**** Data for this task ****

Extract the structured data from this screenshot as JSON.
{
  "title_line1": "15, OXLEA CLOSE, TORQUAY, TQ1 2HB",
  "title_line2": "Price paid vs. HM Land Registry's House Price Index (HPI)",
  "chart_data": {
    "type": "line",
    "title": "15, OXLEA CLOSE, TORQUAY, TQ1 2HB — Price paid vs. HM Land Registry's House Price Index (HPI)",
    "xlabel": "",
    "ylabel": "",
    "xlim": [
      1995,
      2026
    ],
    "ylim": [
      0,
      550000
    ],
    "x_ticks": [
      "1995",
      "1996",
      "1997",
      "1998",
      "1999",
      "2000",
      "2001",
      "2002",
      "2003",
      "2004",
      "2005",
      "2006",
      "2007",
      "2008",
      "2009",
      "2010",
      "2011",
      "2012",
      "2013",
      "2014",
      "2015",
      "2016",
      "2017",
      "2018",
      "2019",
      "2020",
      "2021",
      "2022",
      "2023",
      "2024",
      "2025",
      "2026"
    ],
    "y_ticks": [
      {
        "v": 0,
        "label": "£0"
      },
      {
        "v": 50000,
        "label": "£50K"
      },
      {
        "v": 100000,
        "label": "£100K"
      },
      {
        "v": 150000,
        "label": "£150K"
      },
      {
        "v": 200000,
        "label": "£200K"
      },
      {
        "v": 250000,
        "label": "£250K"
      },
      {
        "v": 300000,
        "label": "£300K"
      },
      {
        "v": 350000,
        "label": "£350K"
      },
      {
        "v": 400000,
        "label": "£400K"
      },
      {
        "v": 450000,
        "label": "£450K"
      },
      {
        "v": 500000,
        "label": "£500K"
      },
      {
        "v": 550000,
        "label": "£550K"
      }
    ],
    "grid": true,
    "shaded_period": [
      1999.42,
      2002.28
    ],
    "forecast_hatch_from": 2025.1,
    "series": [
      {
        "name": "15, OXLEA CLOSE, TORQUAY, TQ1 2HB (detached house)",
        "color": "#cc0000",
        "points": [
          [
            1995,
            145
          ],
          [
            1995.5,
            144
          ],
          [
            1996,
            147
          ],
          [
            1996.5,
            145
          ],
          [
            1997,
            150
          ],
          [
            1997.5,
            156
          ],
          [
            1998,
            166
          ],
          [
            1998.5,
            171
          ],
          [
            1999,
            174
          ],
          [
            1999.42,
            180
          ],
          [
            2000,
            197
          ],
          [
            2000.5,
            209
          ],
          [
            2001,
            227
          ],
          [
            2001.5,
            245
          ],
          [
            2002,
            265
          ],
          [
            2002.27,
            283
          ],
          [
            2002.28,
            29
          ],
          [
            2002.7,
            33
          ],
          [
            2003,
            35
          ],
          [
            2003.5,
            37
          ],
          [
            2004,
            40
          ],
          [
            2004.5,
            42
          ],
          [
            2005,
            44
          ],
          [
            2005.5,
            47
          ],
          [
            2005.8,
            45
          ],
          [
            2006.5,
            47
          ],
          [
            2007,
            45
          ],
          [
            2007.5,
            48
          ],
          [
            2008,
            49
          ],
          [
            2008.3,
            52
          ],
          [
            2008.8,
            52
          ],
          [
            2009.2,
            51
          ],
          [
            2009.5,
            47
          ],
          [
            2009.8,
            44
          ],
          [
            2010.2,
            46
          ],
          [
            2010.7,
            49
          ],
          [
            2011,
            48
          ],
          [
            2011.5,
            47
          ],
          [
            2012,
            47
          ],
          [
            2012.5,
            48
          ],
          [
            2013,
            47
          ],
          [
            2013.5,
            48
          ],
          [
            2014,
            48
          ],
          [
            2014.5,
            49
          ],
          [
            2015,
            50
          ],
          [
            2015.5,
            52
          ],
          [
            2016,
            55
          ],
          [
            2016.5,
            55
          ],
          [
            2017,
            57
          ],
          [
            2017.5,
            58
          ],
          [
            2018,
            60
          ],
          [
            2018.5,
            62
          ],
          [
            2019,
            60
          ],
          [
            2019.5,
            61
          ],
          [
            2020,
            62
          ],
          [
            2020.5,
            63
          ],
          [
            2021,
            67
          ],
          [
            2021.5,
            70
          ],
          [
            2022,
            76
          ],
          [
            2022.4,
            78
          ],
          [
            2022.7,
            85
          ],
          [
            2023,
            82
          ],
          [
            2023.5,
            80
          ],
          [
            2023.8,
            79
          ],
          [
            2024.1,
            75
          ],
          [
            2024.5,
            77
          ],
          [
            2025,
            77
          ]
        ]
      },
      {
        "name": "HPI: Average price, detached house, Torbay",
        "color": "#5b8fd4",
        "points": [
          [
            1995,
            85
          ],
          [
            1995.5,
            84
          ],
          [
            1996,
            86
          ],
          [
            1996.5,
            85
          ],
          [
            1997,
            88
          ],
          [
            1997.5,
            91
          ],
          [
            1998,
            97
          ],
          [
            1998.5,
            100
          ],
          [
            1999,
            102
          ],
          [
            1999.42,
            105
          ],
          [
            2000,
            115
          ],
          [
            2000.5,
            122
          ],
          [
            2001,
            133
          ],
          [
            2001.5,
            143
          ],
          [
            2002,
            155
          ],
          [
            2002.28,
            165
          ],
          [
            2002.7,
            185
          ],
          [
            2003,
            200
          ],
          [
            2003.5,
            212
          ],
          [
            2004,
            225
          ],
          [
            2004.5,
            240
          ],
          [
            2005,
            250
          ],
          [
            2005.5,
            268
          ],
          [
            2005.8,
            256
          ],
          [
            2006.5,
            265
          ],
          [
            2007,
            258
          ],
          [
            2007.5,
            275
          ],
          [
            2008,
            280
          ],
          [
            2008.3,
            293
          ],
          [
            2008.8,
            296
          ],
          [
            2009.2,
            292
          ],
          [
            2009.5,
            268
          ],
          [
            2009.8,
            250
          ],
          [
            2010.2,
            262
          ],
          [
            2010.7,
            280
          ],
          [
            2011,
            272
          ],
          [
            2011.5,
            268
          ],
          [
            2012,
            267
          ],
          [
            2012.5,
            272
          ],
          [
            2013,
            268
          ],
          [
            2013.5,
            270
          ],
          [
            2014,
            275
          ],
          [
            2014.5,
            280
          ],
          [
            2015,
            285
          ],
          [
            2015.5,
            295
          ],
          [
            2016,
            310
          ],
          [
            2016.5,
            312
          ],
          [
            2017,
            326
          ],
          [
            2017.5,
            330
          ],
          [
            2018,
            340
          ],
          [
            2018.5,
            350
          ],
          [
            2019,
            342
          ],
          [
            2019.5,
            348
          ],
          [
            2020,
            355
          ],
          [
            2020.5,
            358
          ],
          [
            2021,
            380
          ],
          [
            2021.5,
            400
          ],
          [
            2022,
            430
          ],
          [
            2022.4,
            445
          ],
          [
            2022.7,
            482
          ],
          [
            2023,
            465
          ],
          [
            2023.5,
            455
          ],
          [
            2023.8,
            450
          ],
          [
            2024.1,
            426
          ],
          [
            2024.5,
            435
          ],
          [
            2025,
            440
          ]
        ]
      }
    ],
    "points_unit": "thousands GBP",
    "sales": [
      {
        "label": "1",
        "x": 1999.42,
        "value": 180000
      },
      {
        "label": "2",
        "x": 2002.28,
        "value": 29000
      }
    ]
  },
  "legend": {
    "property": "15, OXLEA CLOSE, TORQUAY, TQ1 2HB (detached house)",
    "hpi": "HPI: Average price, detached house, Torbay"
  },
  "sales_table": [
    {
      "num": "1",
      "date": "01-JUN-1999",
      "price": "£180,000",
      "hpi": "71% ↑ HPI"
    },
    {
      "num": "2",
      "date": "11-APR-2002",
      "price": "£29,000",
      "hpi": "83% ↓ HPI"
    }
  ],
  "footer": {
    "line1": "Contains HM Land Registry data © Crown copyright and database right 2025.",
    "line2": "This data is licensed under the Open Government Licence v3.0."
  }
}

****

# The exercise:
Which lines contain "OXLEA"? Show each of them.

# Task result:
  "title_line1": "15, OXLEA CLOSE, TORQUAY, TQ1 2HB",
    "title": "15, OXLEA CLOSE, TORQUAY, TQ1 2HB — Price paid vs. HM Land Registry's House Price Index (HPI)",
        "name": "15, OXLEA CLOSE, TORQUAY, TQ1 2HB (detached house)",
    "property": "15, OXLEA CLOSE, TORQUAY, TQ1 2HB (detached house)",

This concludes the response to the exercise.